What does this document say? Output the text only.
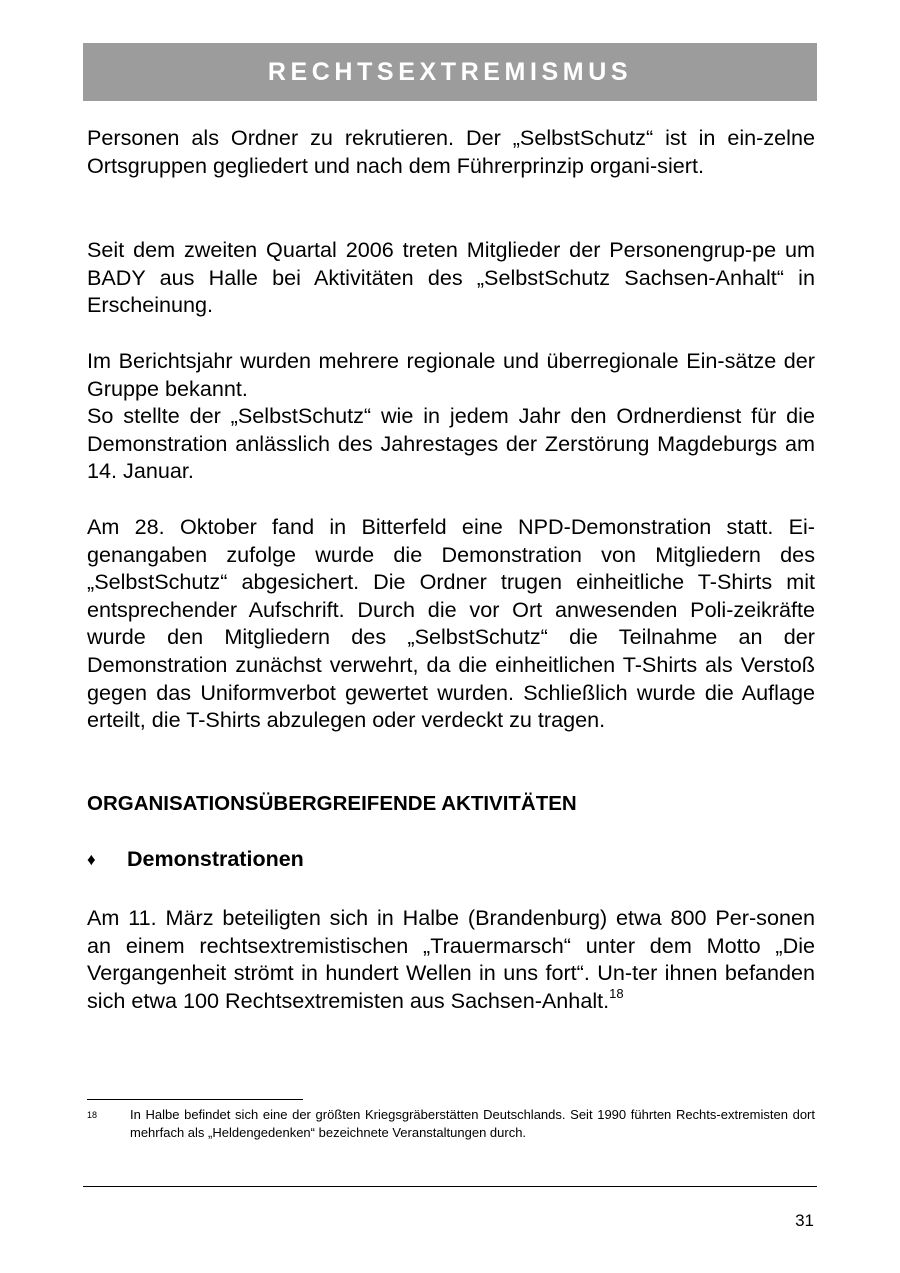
RECHTSEXTREMISMUS

Personen als Ordner zu rekrutieren. Der „SelbstSchutz“ ist in ein-zelne Ortsgruppen gegliedert und nach dem Führerprinzip organi-siert.

Seit dem zweiten Quartal 2006 treten Mitglieder der Personengrup-pe um BADY aus Halle bei Aktivitäten des „SelbstSchutz Sachsen-Anhalt“ in Erscheinung.

Im Berichtsjahr wurden mehrere regionale und überregionale Ein-sätze der Gruppe bekannt.

So stellte der „SelbstSchutz“ wie in jedem Jahr den Ordnerdienst für die Demonstration anlässlich des Jahrestages der Zerstörung Magdeburgs am 14. Januar.

Am 28. Oktober fand in Bitterfeld eine NPD-Demonstration statt. Ei-genangaben zufolge wurde die Demonstration von Mitgliedern des „SelbstSchutz“ abgesichert. Die Ordner trugen einheitliche T-Shirts mit entsprechender Aufschrift. Durch die vor Ort anwesenden Poli-zeikräfte wurde den Mitgliedern des „SelbstSchutz“ die Teilnahme an der Demonstration zunächst verwehrt, da die einheitlichen T-Shirts als Verstoß gegen das Uniformverbot gewertet wurden. Schließlich wurde die Auflage erteilt, die T-Shirts abzulegen oder verdeckt zu tragen.

ORGANISATIONSÜBERGREIFENDE AKTIVITÄTEN
♦	Demonstrationen

Am 11. März beteiligten sich in Halbe (Brandenburg) etwa 800 Per-sonen an einem rechtsextremistischen „Trauermarsch“ unter dem Motto „Die Vergangenheit strömt in hundert Wellen in uns fort“. Un-ter ihnen befanden sich etwa 100 Rechtsextremisten aus Sachsen-Anhalt.$^{18}$

18	In Halbe befindet sich eine der größten Kriegsgräberstätten Deutschlands. Seit 1990 führten Rechts-extremisten dort mehrfach als „Heldengedenken“ bezeichnete Veranstaltungen durch.
31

■ ■ ■ ■

GOAL OF THE EXERCISE
From the listing above, return each line with the word "wurden".

OUTPUT
Im Berichtsjahr wurden mehrere regionale und überregionale Ein-sätze der Gruppe bekannt.
Am 28. Oktober fand in Bitterfeld eine NPD-Demonstration statt. Ei-genangaben zufolge wurde die Demonstration von Mitgliedern des „SelbstSchutz“ abgesichert. Die Ordner trugen einheitliche T-Shirts mit entsprechender Aufschrift. Durch die vor Ort anwesenden Poli-zeikräfte wurde den Mitgliedern des „SelbstSchutz“ die Teilnahme an der Demonstration zunächst verwehrt, da die einheitlichen T-Shirts als Verstoß gegen das Uniformverbot gewertet wurden. Schließlich wurde die Auflage erteilt, die T-Shirts abzulegen oder verdeckt zu tragen.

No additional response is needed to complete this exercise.